* _AIM_
Quote all of the data exactly as given. Skip every picture it contains.

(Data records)
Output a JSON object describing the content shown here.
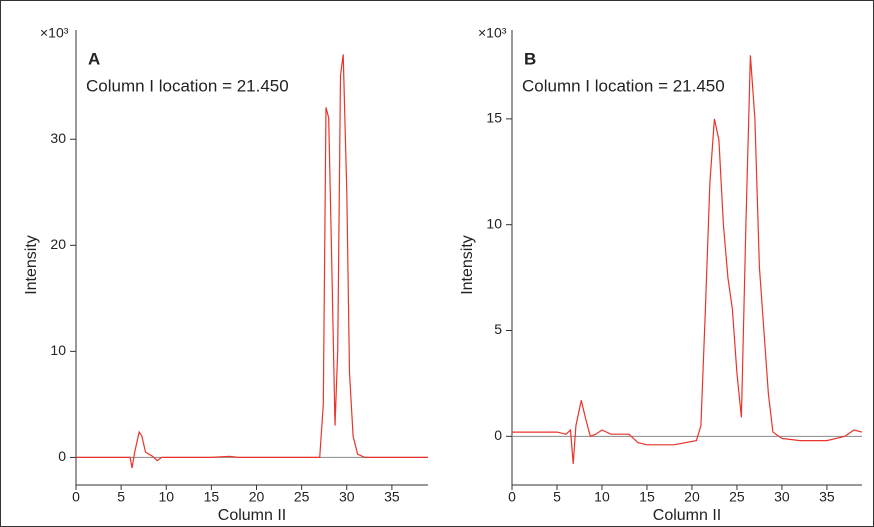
{
  "chart_data": [
    {
      "type": "line",
      "panel_label": "A",
      "annotation": "Column I location = 21.450",
      "multiplier": "×10³",
      "x_label": "Column II",
      "y_label": "Intensity",
      "xlim": [
        0,
        39
      ],
      "ylim": [
        -2.6,
        40.3
      ],
      "xticks": [
        0,
        5,
        10,
        15,
        20,
        25,
        30,
        35
      ],
      "yticks": [
        0,
        10,
        20,
        30
      ],
      "zero_line": true,
      "series": [
        {
          "color": "#e8342a",
          "x": [
            0,
            6,
            6.2,
            6.5,
            7,
            7.3,
            7.7,
            8.5,
            9,
            9.5,
            15,
            17,
            18,
            27,
            27.4,
            27.7,
            28,
            28.3,
            28.7,
            29,
            29.3,
            29.6,
            30,
            30.3,
            30.7,
            31.2,
            32,
            39
          ],
          "values": [
            0,
            0,
            -1,
            0.5,
            2.4,
            2,
            0.5,
            0.1,
            -0.3,
            0,
            0,
            0.1,
            0,
            0,
            5,
            33,
            32,
            20,
            3,
            10,
            36,
            38,
            25,
            8,
            2,
            0.3,
            0,
            0
          ]
        }
      ]
    },
    {
      "type": "line",
      "panel_label": "B",
      "annotation": "Column I location = 21.450",
      "multiplier": "×10³",
      "x_label": "Column II",
      "y_label": "Intensity",
      "xlim": [
        0,
        38.9
      ],
      "ylim": [
        -2.3,
        19.2
      ],
      "xticks": [
        0,
        5,
        10,
        15,
        20,
        25,
        30,
        35
      ],
      "yticks": [
        0,
        5,
        10,
        15
      ],
      "zero_line": true,
      "series": [
        {
          "color": "#e8342a",
          "x": [
            0,
            5,
            6,
            6.5,
            6.8,
            7.1,
            7.7,
            8.2,
            8.7,
            9.3,
            10,
            11,
            13,
            14,
            15,
            18,
            20.5,
            21,
            21.5,
            22,
            22.5,
            23,
            23.5,
            24,
            24.5,
            25,
            25.5,
            26,
            26.5,
            27,
            27.5,
            28,
            28.5,
            29,
            30,
            32,
            35,
            37,
            38,
            38.9
          ],
          "values": [
            0.2,
            0.2,
            0.1,
            0.3,
            -1.3,
            0.5,
            1.7,
            0.8,
            0,
            0.1,
            0.3,
            0.1,
            0.1,
            -0.3,
            -0.4,
            -0.4,
            -0.2,
            0.5,
            6,
            12,
            15,
            14,
            10,
            7.5,
            6,
            3,
            0.9,
            10,
            18,
            15,
            8,
            5,
            2,
            0.2,
            -0.1,
            -0.2,
            -0.2,
            0,
            0.3,
            0.2
          ]
        }
      ]
    }
  ]
}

* _WRITTEN REPLY_
Output a JSON object describing the content shown here.
{
  "chart_data": [
    {
      "type": "line",
      "panel_label": "A",
      "annotation": "Column I location = 21.450",
      "multiplier": "×10³",
      "x_label": "Column II",
      "y_label": "Intensity",
      "xlim": [
        0,
        39
      ],
      "ylim": [
        -2.6,
        40.3
      ],
      "xticks": [
        0,
        5,
        10,
        15,
        20,
        25,
        30,
        35
      ],
      "yticks": [
        0,
        10,
        20,
        30
      ],
      "zero_line": true,
      "series": [
        {
          "color": "#e8342a",
          "x": [
            0,
            6,
            6.2,
            6.5,
            7,
            7.3,
            7.7,
            8.5,
            9,
            9.5,
            15,
            17,
            18,
            27,
            27.4,
            27.7,
            28,
            28.3,
            28.7,
            29,
            29.3,
            29.6,
            30,
            30.3,
            30.7,
            31.2,
            32,
            39
          ],
          "values": [
            0,
            0,
            -1,
            0.5,
            2.4,
            2,
            0.5,
            0.1,
            -0.3,
            0,
            0,
            0.1,
            0,
            0,
            5,
            33,
            32,
            20,
            3,
            10,
            36,
            38,
            25,
            8,
            2,
            0.3,
            0,
            0
          ]
        }
      ]
    },
    {
      "type": "line",
      "panel_label": "B",
      "annotation": "Column I location = 21.450",
      "multiplier": "×10³",
      "x_label": "Column II",
      "y_label": "Intensity",
      "xlim": [
        0,
        38.9
      ],
      "ylim": [
        -2.3,
        19.2
      ],
      "xticks": [
        0,
        5,
        10,
        15,
        20,
        25,
        30,
        35
      ],
      "yticks": [
        0,
        5,
        10,
        15
      ],
      "zero_line": true,
      "series": [
        {
          "color": "#e8342a",
          "x": [
            0,
            5,
            6,
            6.5,
            6.8,
            7.1,
            7.7,
            8.2,
            8.7,
            9.3,
            10,
            11,
            13,
            14,
            15,
            18,
            20.5,
            21,
            21.5,
            22,
            22.5,
            23,
            23.5,
            24,
            24.5,
            25,
            25.5,
            26,
            26.5,
            27,
            27.5,
            28,
            28.5,
            29,
            30,
            32,
            35,
            37,
            38,
            38.9
          ],
          "values": [
            0.2,
            0.2,
            0.1,
            0.3,
            -1.3,
            0.5,
            1.7,
            0.8,
            0,
            0.1,
            0.3,
            0.1,
            0.1,
            -0.3,
            -0.4,
            -0.4,
            -0.2,
            0.5,
            6,
            12,
            15,
            14,
            10,
            7.5,
            6,
            3,
            0.9,
            10,
            18,
            15,
            8,
            5,
            2,
            0.2,
            -0.1,
            -0.2,
            -0.2,
            0,
            0.3,
            0.2
          ]
        }
      ]
    }
  ]
}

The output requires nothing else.